**Problem description**. Type out the records that follow, exactly as given.

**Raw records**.
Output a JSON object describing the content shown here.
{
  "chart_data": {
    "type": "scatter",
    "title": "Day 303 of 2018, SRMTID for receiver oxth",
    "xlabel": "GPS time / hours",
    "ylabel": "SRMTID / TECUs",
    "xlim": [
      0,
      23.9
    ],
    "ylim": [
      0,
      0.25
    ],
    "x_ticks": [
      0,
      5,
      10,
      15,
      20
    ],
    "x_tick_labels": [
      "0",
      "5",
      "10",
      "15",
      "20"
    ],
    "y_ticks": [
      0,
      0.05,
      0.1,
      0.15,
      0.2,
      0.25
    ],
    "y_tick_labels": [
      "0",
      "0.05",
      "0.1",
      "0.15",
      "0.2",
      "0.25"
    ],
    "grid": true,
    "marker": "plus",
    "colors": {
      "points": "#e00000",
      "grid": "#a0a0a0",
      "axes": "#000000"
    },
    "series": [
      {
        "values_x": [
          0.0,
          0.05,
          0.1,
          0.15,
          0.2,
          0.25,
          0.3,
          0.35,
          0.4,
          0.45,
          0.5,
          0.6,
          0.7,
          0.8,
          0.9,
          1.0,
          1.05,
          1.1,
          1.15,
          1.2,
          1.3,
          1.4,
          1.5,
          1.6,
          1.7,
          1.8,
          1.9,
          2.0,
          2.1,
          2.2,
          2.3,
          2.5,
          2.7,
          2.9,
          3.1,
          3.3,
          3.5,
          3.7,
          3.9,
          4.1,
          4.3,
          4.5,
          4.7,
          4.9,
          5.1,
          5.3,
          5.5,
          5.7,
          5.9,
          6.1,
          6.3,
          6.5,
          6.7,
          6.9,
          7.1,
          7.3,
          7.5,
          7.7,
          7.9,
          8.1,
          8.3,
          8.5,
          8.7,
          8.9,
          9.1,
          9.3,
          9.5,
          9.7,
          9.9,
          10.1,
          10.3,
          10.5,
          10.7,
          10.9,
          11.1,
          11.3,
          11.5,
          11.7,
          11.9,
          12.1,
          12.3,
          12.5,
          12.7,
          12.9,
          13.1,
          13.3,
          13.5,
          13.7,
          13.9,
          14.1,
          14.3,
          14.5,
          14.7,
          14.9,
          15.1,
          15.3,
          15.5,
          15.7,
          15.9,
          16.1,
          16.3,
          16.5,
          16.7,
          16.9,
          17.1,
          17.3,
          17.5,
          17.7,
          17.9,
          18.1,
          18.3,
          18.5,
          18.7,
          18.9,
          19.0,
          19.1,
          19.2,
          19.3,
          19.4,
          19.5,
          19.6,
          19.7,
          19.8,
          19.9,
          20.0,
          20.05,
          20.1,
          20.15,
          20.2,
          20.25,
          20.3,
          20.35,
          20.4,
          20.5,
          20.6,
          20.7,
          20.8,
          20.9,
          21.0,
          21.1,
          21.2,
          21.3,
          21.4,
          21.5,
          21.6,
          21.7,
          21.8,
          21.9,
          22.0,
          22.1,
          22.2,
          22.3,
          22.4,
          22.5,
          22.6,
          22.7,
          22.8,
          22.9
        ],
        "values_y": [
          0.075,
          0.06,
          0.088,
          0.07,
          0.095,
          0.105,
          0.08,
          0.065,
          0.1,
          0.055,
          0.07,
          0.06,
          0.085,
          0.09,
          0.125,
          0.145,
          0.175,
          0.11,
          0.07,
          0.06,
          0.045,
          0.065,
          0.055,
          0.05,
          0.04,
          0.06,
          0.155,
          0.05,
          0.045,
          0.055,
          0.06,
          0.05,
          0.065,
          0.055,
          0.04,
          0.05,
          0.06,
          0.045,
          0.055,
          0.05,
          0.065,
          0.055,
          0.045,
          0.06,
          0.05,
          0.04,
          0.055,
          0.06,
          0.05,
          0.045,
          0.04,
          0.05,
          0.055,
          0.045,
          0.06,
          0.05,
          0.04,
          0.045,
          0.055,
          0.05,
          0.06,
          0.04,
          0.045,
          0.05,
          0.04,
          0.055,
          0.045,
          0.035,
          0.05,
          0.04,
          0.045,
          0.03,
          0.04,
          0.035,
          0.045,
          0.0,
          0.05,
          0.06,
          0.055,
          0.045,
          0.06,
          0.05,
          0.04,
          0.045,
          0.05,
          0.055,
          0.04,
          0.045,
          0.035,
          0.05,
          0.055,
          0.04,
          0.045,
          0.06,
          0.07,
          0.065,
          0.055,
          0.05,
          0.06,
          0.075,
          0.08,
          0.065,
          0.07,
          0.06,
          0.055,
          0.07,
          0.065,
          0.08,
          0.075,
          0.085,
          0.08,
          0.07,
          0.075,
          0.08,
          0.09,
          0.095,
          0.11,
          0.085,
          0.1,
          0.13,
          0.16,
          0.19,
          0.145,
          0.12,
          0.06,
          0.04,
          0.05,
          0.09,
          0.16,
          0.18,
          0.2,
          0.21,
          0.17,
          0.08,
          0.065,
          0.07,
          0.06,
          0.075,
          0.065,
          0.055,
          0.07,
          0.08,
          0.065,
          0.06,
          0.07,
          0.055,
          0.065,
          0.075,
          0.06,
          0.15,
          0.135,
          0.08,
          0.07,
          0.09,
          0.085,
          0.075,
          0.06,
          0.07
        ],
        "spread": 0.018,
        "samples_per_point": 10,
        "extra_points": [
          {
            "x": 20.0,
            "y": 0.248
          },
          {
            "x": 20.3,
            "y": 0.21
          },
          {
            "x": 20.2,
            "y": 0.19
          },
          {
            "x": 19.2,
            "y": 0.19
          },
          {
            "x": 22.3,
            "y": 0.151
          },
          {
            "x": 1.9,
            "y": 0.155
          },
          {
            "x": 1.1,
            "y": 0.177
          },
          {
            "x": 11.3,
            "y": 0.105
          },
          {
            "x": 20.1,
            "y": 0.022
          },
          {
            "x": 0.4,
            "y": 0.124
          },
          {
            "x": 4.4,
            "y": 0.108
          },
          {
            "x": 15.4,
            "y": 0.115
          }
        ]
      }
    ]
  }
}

**Exercise output**.
Output a JSON object describing the content shown here.
{
  "chart_data": {
    "type": "scatter",
    "title": "Day 303 of 2018, SRMTID for receiver oxth",
    "xlabel": "GPS time / hours",
    "ylabel": "SRMTID / TECUs",
    "xlim": [
      0,
      23.9
    ],
    "ylim": [
      0,
      0.25
    ],
    "x_ticks": [
      0,
      5,
      10,
      15,
      20
    ],
    "x_tick_labels": [
      "0",
      "5",
      "10",
      "15",
      "20"
    ],
    "y_ticks": [
      0,
      0.05,
      0.1,
      0.15,
      0.2,
      0.25
    ],
    "y_tick_labels": [
      "0",
      "0.05",
      "0.1",
      "0.15",
      "0.2",
      "0.25"
    ],
    "grid": true,
    "marker": "plus",
    "colors": {
      "points": "#e00000",
      "grid": "#a0a0a0",
      "axes": "#000000"
    },
    "series": [
      {
        "values_x": [
          0.0,
          0.05,
          0.1,
          0.15,
          0.2,
          0.25,
          0.3,
          0.35,
          0.4,
          0.45,
          0.5,
          0.6,
          0.7,
          0.8,
          0.9,
          1.0,
          1.05,
          1.1,
          1.15,
          1.2,
          1.3,
          1.4,
          1.5,
          1.6,
          1.7,
          1.8,
          1.9,
          2.0,
          2.1,
          2.2,
          2.3,
          2.5,
          2.7,
          2.9,
          3.1,
          3.3,
          3.5,
          3.7,
          3.9,
          4.1,
          4.3,
          4.5,
          4.7,
          4.9,
          5.1,
          5.3,
          5.5,
          5.7,
          5.9,
          6.1,
          6.3,
          6.5,
          6.7,
          6.9,
          7.1,
          7.3,
          7.5,
          7.7,
          7.9,
          8.1,
          8.3,
          8.5,
          8.7,
          8.9,
          9.1,
          9.3,
          9.5,
          9.7,
          9.9,
          10.1,
          10.3,
          10.5,
          10.7,
          10.9,
          11.1,
          11.3,
          11.5,
          11.7,
          11.9,
          12.1,
          12.3,
          12.5,
          12.7,
          12.9,
          13.1,
          13.3,
          13.5,
          13.7,
          13.9,
          14.1,
          14.3,
          14.5,
          14.7,
          14.9,
          15.1,
          15.3,
          15.5,
          15.7,
          15.9,
          16.1,
          16.3,
          16.5,
          16.7,
          16.9,
          17.1,
          17.3,
          17.5,
          17.7,
          17.9,
          18.1,
          18.3,
          18.5,
          18.7,
          18.9,
          19.0,
          19.1,
          19.2,
          19.3,
          19.4,
          19.5,
          19.6,
          19.7,
          19.8,
          19.9,
          20.0,
          20.05,
          20.1,
          20.15,
          20.2,
          20.25,
          20.3,
          20.35,
          20.4,
          20.5,
          20.6,
          20.7,
          20.8,
          20.9,
          21.0,
          21.1,
          21.2,
          21.3,
          21.4,
          21.5,
          21.6,
          21.7,
          21.8,
          21.9,
          22.0,
          22.1,
          22.2,
          22.3,
          22.4,
          22.5,
          22.6,
          22.7,
          22.8,
          22.9
        ],
        "values_y": [
          0.075,
          0.06,
          0.088,
          0.07,
          0.095,
          0.105,
          0.08,
          0.065,
          0.1,
          0.055,
          0.07,
          0.06,
          0.085,
          0.09,
          0.125,
          0.145,
          0.175,
          0.11,
          0.07,
          0.06,
          0.045,
          0.065,
          0.055,
          0.05,
          0.04,
          0.06,
          0.155,
          0.05,
          0.045,
          0.055,
          0.06,
          0.05,
          0.065,
          0.055,
          0.04,
          0.05,
          0.06,
          0.045,
          0.055,
          0.05,
          0.065,
          0.055,
          0.045,
          0.06,
          0.05,
          0.04,
          0.055,
          0.06,
          0.05,
          0.045,
          0.04,
          0.05,
          0.055,
          0.045,
          0.06,
          0.05,
          0.04,
          0.045,
          0.055,
          0.05,
          0.06,
          0.04,
          0.045,
          0.05,
          0.04,
          0.055,
          0.045,
          0.035,
          0.05,
          0.04,
          0.045,
          0.03,
          0.04,
          0.035,
          0.045,
          0.0,
          0.05,
          0.06,
          0.055,
          0.045,
          0.06,
          0.05,
          0.04,
          0.045,
          0.05,
          0.055,
          0.04,
          0.045,
          0.035,
          0.05,
          0.055,
          0.04,
          0.045,
          0.06,
          0.07,
          0.065,
          0.055,
          0.05,
          0.06,
          0.075,
          0.08,
          0.065,
          0.07,
          0.06,
          0.055,
          0.07,
          0.065,
          0.08,
          0.075,
          0.085,
          0.08,
          0.07,
          0.075,
          0.08,
          0.09,
          0.095,
          0.11,
          0.085,
          0.1,
          0.13,
          0.16,
          0.19,
          0.145,
          0.12,
          0.06,
          0.04,
          0.05,
          0.09,
          0.16,
          0.18,
          0.2,
          0.21,
          0.17,
          0.08,
          0.065,
          0.07,
          0.06,
          0.075,
          0.065,
          0.055,
          0.07,
          0.08,
          0.065,
          0.06,
          0.07,
          0.055,
          0.065,
          0.075,
          0.06,
          0.15,
          0.135,
          0.08,
          0.07,
          0.09,
          0.085,
          0.075,
          0.06,
          0.07
        ],
        "spread": 0.018,
        "samples_per_point": 10,
        "extra_points": [
          {
            "x": 20.0,
            "y": 0.248
          },
          {
            "x": 20.3,
            "y": 0.21
          },
          {
            "x": 20.2,
            "y": 0.19
          },
          {
            "x": 19.2,
            "y": 0.19
          },
          {
            "x": 22.3,
            "y": 0.151
          },
          {
            "x": 1.9,
            "y": 0.155
          },
          {
            "x": 1.1,
            "y": 0.177
          },
          {
            "x": 11.3,
            "y": 0.105
          },
          {
            "x": 20.1,
            "y": 0.022
          },
          {
            "x": 0.4,
            "y": 0.124
          },
          {
            "x": 4.4,
            "y": 0.108
          },
          {
            "x": 15.4,
            "y": 0.115
          }
        ]
      }
    ]
  }
}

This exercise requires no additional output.